## Assigned task:
Whenever a line carries the word "JSON", pull it out of the entries.

## Information provided:
━━━━

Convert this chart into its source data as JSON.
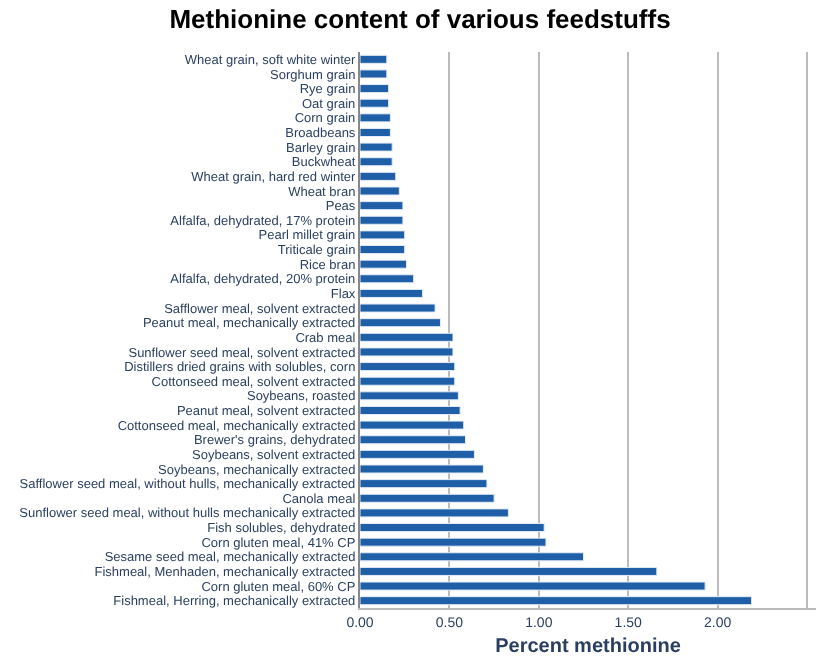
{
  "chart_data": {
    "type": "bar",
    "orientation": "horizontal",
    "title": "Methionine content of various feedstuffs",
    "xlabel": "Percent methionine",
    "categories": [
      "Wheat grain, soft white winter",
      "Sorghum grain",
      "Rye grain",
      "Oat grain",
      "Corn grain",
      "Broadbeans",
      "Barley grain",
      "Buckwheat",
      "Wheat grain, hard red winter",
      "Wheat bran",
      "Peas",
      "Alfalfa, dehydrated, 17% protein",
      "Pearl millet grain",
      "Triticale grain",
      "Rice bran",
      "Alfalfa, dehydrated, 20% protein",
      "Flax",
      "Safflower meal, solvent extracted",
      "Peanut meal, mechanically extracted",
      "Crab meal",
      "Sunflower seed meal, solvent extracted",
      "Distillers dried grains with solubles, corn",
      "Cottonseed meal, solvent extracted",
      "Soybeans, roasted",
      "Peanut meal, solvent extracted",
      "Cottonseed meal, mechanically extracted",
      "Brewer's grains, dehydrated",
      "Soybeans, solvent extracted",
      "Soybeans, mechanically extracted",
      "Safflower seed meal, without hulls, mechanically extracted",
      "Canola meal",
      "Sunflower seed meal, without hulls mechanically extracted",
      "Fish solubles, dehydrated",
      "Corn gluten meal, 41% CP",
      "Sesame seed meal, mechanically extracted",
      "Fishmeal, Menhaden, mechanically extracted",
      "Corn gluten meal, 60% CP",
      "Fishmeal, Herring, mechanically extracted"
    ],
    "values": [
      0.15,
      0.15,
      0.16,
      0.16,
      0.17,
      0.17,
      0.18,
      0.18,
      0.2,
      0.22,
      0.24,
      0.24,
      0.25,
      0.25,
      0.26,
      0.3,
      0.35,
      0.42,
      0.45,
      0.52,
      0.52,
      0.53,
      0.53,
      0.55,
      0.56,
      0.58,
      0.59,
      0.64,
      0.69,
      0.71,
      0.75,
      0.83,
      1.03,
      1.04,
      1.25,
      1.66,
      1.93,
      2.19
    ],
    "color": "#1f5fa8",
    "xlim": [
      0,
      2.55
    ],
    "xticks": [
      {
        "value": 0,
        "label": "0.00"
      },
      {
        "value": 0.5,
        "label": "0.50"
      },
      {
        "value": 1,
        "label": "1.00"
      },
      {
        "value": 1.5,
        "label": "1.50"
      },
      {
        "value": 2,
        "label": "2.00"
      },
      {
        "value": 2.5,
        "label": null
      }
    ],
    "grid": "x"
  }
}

━━━━

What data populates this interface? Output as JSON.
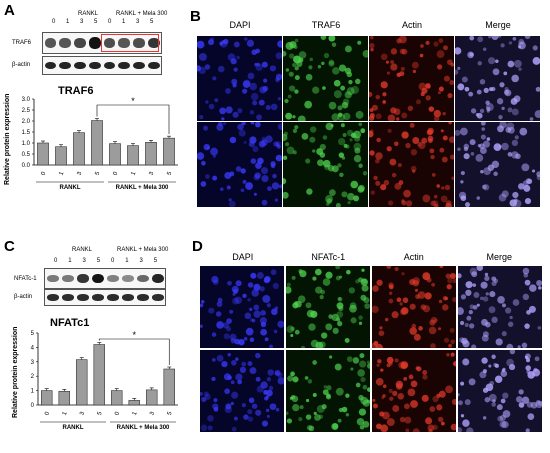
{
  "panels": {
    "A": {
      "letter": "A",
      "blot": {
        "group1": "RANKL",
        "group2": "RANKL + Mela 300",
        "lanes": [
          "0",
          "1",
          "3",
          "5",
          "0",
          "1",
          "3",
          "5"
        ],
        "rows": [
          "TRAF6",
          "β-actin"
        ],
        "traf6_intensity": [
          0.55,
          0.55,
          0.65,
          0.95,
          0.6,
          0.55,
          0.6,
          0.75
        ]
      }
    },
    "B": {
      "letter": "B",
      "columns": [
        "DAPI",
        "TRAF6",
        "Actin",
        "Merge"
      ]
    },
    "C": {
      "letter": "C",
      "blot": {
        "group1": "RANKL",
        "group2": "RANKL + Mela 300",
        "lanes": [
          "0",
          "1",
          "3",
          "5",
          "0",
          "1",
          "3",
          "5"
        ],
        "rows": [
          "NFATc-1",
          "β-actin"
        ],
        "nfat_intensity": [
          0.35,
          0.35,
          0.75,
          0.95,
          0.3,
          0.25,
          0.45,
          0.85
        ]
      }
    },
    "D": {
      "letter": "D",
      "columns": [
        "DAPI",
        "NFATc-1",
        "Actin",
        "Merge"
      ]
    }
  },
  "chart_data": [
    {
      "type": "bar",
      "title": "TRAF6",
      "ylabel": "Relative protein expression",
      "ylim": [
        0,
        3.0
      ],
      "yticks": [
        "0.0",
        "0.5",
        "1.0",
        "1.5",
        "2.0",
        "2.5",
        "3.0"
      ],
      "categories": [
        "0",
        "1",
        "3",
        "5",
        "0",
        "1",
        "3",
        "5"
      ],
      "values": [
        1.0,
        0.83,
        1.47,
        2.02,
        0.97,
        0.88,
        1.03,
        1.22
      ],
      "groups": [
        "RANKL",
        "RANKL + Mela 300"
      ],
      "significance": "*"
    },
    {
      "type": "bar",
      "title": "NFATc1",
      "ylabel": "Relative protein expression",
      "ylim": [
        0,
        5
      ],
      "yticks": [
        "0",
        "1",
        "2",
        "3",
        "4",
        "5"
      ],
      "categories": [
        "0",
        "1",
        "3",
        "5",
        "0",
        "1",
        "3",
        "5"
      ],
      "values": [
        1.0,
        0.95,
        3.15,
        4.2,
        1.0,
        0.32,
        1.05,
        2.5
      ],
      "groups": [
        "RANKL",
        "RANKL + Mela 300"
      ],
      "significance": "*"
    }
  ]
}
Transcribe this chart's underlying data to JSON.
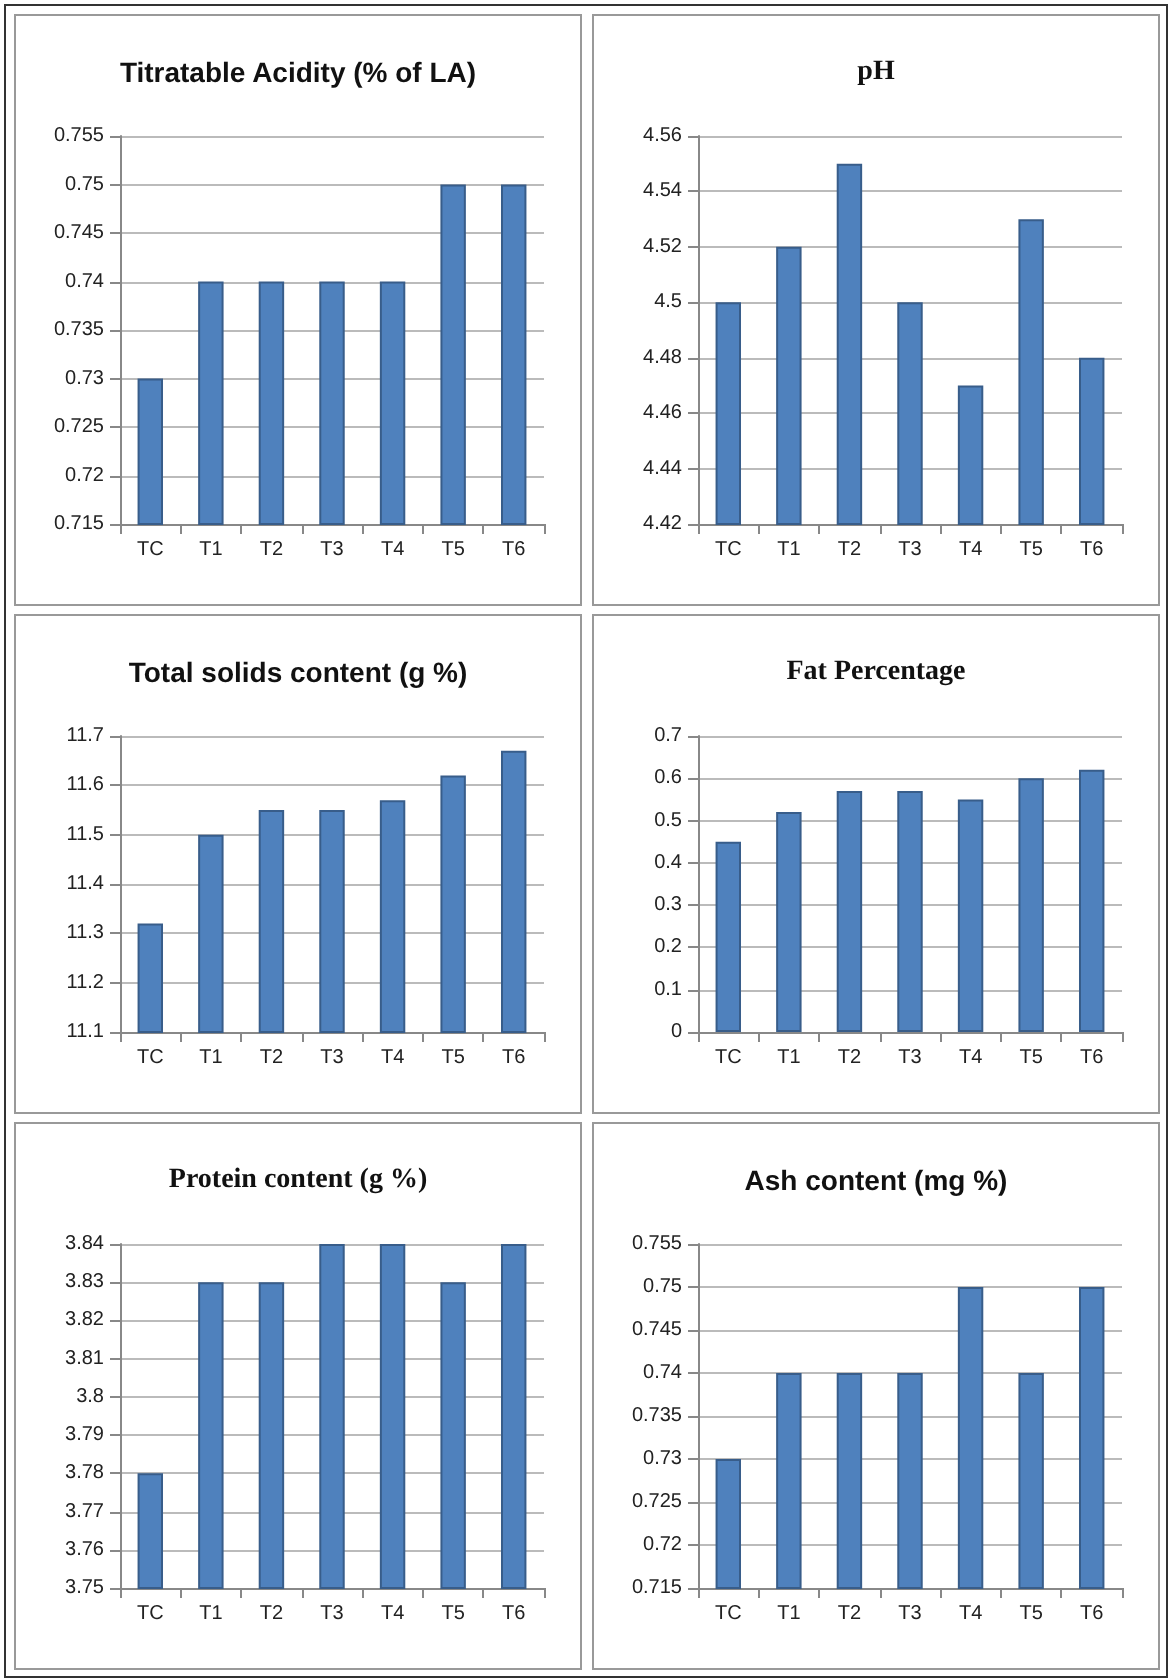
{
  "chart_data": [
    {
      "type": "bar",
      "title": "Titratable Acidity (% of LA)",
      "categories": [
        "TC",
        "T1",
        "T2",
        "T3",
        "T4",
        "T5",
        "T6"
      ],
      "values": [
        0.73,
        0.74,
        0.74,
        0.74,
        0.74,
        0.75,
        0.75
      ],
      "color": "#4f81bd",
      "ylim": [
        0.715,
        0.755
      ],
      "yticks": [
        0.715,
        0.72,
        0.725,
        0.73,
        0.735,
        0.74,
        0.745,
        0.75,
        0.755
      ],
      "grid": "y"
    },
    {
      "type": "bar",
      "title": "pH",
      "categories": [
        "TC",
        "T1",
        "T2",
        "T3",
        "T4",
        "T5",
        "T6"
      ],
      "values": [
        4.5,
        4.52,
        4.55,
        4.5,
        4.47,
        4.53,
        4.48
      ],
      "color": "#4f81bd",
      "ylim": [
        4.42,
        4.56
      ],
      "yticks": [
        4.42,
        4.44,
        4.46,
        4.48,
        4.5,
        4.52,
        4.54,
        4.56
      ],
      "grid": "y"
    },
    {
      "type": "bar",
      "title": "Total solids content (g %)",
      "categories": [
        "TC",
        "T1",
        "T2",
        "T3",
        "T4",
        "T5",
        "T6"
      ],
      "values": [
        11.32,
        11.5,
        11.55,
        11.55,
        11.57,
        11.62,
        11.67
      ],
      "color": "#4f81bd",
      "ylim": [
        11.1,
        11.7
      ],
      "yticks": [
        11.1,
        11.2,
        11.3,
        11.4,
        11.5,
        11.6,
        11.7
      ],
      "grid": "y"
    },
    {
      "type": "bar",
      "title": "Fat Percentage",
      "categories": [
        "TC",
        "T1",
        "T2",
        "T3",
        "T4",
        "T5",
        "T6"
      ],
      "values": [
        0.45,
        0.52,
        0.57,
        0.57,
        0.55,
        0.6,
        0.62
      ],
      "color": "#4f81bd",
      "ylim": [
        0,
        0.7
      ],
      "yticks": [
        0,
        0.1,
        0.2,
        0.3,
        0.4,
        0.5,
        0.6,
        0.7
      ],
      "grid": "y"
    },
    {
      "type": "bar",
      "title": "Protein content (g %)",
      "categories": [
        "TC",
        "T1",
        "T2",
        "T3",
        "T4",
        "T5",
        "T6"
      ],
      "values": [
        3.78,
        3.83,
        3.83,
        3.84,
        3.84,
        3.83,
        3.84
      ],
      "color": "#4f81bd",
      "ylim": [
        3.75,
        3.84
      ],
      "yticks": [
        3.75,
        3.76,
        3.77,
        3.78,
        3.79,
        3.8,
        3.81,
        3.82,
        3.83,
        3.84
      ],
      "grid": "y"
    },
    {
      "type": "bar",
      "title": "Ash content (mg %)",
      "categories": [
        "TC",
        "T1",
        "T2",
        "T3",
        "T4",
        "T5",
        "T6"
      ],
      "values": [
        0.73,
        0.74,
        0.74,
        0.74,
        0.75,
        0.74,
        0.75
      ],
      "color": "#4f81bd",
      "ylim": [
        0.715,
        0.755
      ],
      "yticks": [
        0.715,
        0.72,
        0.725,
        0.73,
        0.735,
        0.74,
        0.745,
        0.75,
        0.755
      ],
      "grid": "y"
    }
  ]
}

━━━━

## Answer area:
Convert this chart into its source data as JSON.
What data populates this interface? Output as JSON.
Transcribe this chart's underlying data to JSON.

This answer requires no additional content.